(Stored records)
** START **

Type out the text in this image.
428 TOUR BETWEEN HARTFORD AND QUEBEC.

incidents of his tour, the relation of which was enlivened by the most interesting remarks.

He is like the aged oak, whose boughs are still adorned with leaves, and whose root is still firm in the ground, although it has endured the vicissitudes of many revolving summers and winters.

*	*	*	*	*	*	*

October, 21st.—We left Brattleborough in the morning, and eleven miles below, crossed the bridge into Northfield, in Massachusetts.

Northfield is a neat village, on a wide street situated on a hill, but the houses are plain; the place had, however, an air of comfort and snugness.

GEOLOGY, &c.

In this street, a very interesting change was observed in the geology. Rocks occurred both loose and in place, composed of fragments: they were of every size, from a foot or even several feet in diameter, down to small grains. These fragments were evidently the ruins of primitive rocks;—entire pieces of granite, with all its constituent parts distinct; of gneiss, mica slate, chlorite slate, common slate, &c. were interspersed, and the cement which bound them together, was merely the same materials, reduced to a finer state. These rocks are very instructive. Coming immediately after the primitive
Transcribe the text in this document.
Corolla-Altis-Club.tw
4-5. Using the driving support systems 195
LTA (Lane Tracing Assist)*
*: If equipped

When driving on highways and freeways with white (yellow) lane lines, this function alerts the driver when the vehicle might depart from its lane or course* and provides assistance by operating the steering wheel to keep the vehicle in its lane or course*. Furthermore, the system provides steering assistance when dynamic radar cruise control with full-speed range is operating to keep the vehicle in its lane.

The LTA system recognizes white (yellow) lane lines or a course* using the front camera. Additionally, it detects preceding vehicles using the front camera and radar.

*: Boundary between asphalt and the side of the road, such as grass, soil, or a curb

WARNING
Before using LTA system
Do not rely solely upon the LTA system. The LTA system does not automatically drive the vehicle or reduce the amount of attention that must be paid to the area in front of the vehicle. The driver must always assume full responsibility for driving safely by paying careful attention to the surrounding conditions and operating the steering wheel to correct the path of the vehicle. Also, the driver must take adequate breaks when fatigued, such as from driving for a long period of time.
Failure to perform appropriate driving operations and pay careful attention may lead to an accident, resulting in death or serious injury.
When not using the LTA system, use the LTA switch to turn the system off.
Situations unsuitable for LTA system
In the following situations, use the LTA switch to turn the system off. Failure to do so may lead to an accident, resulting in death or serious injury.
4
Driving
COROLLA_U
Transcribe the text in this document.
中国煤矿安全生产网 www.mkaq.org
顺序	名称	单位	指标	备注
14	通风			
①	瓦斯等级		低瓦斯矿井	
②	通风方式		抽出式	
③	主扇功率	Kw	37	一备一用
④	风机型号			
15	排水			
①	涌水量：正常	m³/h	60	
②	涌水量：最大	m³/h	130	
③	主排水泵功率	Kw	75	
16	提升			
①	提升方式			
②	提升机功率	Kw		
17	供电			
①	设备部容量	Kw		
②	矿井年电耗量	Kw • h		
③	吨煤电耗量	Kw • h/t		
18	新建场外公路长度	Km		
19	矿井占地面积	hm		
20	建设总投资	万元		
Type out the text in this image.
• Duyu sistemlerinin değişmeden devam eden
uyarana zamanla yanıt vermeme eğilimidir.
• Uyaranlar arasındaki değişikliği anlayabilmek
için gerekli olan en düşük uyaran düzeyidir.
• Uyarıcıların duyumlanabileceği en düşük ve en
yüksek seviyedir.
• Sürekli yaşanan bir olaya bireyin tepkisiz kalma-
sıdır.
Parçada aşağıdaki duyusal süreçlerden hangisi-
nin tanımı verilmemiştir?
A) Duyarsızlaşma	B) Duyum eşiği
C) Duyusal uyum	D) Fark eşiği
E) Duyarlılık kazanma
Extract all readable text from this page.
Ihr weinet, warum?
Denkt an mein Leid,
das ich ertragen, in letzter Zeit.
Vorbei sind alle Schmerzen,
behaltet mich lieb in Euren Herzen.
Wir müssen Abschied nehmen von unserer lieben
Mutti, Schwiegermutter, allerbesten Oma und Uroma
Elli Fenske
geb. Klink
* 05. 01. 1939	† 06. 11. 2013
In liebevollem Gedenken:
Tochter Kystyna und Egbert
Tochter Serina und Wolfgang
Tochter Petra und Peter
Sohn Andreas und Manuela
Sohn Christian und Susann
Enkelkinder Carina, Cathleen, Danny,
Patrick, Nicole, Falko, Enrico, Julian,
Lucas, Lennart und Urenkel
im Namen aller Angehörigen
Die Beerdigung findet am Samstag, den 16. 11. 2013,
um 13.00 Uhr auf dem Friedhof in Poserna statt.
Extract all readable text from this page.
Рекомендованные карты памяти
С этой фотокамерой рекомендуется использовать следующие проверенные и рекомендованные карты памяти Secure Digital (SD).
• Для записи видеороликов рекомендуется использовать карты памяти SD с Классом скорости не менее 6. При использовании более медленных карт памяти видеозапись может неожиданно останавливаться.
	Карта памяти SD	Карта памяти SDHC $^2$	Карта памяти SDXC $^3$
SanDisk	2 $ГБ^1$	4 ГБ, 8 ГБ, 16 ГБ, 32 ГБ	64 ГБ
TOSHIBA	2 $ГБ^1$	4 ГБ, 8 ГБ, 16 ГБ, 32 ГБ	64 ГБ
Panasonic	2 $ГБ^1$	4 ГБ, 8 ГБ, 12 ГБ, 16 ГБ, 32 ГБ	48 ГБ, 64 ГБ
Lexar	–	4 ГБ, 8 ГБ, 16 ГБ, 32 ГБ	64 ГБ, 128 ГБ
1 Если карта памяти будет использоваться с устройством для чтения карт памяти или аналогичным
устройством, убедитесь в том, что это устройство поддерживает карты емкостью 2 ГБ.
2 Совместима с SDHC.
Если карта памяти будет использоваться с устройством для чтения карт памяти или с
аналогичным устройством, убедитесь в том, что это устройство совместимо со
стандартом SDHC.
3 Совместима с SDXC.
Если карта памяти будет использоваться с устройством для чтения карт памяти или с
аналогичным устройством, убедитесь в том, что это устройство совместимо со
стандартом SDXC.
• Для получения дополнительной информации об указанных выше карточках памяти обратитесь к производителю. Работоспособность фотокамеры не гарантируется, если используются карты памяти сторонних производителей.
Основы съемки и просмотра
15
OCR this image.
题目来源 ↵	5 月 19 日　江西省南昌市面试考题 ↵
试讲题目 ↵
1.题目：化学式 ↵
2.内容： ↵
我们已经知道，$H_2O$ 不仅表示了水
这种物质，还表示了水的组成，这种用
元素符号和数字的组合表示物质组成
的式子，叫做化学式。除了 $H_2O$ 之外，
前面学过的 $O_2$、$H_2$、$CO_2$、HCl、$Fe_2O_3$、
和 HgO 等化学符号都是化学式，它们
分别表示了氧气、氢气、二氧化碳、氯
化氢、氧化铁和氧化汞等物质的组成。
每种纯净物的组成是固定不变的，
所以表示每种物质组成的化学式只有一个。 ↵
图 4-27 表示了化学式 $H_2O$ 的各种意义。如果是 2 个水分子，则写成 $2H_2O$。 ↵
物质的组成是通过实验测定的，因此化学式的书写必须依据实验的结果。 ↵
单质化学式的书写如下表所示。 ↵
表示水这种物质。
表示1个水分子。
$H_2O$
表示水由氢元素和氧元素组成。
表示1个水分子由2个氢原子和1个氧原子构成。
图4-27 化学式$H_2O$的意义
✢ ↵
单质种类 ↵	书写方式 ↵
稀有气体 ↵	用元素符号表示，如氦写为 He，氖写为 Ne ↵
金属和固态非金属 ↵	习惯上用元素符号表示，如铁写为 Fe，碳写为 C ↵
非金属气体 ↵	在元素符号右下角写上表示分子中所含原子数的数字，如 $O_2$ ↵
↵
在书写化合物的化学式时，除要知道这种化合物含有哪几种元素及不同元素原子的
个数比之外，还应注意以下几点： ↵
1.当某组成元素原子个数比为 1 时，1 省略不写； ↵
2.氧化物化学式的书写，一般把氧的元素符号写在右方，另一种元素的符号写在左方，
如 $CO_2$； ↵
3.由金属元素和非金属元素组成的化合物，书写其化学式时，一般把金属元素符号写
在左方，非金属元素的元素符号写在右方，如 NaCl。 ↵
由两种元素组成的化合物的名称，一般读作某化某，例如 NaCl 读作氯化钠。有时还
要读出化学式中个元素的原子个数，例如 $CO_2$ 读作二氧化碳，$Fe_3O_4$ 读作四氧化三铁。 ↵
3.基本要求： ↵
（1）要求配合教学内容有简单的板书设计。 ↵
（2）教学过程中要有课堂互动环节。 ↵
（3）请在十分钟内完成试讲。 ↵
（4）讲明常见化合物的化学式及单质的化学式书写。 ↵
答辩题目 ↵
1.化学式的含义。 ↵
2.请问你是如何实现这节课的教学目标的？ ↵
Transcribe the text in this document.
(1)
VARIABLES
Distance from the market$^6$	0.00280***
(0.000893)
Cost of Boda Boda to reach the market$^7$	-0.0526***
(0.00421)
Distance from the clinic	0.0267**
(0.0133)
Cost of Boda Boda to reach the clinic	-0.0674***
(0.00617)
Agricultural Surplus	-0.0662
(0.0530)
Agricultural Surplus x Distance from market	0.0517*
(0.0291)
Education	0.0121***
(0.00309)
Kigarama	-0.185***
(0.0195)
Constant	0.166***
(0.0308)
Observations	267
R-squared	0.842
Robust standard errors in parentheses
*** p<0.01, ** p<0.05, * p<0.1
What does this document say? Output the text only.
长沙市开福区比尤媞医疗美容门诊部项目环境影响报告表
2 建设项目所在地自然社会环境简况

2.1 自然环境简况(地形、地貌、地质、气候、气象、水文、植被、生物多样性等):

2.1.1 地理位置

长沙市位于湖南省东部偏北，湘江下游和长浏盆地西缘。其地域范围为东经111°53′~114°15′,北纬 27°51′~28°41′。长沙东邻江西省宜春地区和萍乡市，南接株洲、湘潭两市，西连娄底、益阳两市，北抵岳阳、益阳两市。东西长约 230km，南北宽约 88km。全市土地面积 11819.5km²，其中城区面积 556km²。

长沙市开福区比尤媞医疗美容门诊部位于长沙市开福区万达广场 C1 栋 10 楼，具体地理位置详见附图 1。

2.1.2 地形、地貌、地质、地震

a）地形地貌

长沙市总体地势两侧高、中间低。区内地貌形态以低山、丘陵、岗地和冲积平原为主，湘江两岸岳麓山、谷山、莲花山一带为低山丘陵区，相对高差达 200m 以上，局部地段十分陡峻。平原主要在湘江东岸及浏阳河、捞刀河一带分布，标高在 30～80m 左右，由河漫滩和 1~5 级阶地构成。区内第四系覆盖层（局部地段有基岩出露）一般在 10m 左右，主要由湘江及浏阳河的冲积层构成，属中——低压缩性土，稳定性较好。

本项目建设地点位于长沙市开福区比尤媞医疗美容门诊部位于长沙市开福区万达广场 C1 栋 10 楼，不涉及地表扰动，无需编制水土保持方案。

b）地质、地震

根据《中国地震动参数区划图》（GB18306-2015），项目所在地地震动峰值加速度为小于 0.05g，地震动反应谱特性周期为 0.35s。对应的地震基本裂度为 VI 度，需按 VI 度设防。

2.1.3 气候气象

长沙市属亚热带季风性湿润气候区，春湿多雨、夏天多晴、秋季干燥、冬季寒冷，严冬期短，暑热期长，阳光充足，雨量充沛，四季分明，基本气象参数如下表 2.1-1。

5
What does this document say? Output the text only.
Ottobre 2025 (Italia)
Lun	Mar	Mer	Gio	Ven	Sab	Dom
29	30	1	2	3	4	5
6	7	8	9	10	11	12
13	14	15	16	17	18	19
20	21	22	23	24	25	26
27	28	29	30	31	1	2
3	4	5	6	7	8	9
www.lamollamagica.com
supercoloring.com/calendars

** END **

The lines to collect are those holding the string "course"; copy them all.

When driving on highways and freeways with white (yellow) lane lines, this function alerts the driver when the vehicle might depart from its lane or course* and provides assistance by operating the steering wheel to keep the vehicle in its lane or course*. Furthermore, the system provides steering assistance when dynamic radar cruise control with full-speed range is operating to keep the vehicle in its lane.
The LTA system recognizes white (yellow) lane lines or a course* using the front camera. Additionally, it detects preceding vehicles using the front camera and radar.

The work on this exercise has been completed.